QUESITI:
- a) Nel testo sui rischi psicosociali nel lavoro, a quanto è stimata la diminuzione della redditività delle imprese?
- b) Elenca i tipi di lesioni perseguibili d'ufficio indicati nel testo sui rischi psicosociali nel lavoro, ciascuno con la relativa descrizione.
- c) Traduci in inglese questa frase del testo sui rischi psicosociali nel lavoro: "Chiunque cagioni ad un lavoratore una lesione personale dalla quale derivi una malattia del corpo o della mente è punito dalla legge con la reclusione fino a tre anni."

TESTO:
***

Ciò porta a una riduzione della produttività, con conseguente diminuzione della redditività dell’impresa, che è stimata essere di 136 miliardi di euro, compreso l’assenteismo per malattia. I vantaggi economici sono invece evidenti: la prevenzione e la gestione dei rischi psicosociali sono attività importanti, che favoriscono la presenza di una forza lavoro sana e produttiva, la riduzione dei tassi di assenteismo e di quelli di incidenti e infortuni e un più stretto legame dei lavoratori con l’azienda. Ne consegue il miglioramento complessivo dei risultati aziendali.

Quali sono i reati che interessano il lavoratore esposto a candizioni lavorative dannose?
- Chiunque cagioni ad un lavoratore una lesione personale dalla quale derivi una malattia del corpo o della mente è punito dalla legge con la reclusione fino a tre anni. (lesione personale art.582 c.p.)
Le lesioni perseguibili in ufficio possono essere:
- lievi con prognosi superiore a venti giorni
- gravi con prognosi superiore a 40 giorni
- gravissime con danni permanenti
- si ricorda inoltre  che è vietata costituzionalmente  qualsiasi forma di discriminazione fondata, in particolare, sul sesso, la razza, il colore della pelle o l'origine etnica o sociale, le caratteristiche genetiche, la lingua, la religione o le convinzioni personali, le opinioni politiche o di qualsiasi altra natura, l'appartenenza ad una minoranza nazionale, il patrimonio, la nascita, la disabilità, l'età o l'orientamento sessuale.

Fondamentale importanza, nella tutela contro qualsiasi condotta  discriminatoria  vessatoria o violenza verbale e psichica che, incidendo sulla figura personale e professionale del lavoratore, provochi conseguenze lesive per la sua salute, riveste il disposto dell'art. 2087 c.c.: "L'imprenditore è tenuto a adottare nell'esercizio dell'impresa le misure che, secondo la particolarità del lavoro, l'esperienza e la tecnica, sono necessarie a tutelare l'integrità fisica e la personalità morale dei prestatori di lavoro (..)".

***

Voci di dati archiviate:

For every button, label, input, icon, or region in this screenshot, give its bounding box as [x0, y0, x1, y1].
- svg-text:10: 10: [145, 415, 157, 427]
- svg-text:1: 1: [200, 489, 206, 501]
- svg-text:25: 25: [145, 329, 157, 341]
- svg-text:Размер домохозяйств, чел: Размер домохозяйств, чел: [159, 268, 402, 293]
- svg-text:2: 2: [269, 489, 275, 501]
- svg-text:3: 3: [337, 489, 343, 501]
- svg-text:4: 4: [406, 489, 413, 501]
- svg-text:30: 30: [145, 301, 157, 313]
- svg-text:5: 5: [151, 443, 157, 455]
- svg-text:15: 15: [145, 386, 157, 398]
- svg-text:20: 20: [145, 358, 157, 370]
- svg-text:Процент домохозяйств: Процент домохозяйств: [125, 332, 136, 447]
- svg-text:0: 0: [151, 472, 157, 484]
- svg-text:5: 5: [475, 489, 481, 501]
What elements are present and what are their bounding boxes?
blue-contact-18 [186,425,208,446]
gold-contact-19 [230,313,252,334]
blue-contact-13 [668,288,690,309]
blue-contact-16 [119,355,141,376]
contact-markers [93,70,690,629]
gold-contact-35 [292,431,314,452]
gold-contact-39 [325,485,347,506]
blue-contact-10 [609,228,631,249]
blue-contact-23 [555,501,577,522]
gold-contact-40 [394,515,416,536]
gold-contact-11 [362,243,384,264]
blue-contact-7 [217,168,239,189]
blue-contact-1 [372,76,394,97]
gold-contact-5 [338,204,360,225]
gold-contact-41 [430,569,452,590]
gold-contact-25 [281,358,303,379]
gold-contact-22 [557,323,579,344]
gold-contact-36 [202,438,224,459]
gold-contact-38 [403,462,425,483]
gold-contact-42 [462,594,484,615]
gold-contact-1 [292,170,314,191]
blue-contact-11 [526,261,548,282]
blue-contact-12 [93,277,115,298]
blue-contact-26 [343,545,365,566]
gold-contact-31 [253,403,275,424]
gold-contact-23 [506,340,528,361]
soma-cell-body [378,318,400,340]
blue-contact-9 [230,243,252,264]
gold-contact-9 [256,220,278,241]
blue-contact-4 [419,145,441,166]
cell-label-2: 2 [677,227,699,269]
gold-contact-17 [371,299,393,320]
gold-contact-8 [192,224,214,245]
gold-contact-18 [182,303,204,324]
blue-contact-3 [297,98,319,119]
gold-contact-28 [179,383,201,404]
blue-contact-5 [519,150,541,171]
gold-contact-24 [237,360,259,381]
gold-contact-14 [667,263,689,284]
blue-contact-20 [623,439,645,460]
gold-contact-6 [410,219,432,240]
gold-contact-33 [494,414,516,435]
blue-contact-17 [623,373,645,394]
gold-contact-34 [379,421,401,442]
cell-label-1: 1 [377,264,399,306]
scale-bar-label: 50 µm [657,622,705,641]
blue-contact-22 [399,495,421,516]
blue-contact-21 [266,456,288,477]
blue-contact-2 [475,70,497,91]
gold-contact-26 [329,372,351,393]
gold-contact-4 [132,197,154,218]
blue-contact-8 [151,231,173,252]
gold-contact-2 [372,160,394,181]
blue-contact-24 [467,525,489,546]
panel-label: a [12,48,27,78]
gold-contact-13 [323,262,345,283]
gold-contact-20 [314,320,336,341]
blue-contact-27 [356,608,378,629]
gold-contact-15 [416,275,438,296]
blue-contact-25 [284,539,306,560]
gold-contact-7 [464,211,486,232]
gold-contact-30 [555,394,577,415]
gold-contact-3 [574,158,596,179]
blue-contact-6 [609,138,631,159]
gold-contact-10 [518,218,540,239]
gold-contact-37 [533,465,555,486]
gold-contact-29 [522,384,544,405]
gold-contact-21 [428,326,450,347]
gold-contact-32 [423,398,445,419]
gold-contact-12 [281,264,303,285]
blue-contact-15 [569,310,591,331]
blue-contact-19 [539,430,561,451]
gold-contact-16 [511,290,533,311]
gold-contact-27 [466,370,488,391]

***

ELENCO SOLUZIONI:
- a) A 136 miliardi di euro, compreso l'assenteismo per malattia.

- b)
- lievi, con prognosi superiore a venti giorni
- gravi, con prognosi superiore a 40 giorni
- gravissime, con danni permanenti

- c) Anyone who causes a worker a personal injury that results in an illness of the body or mind is punished by law with imprisonment of up to three years.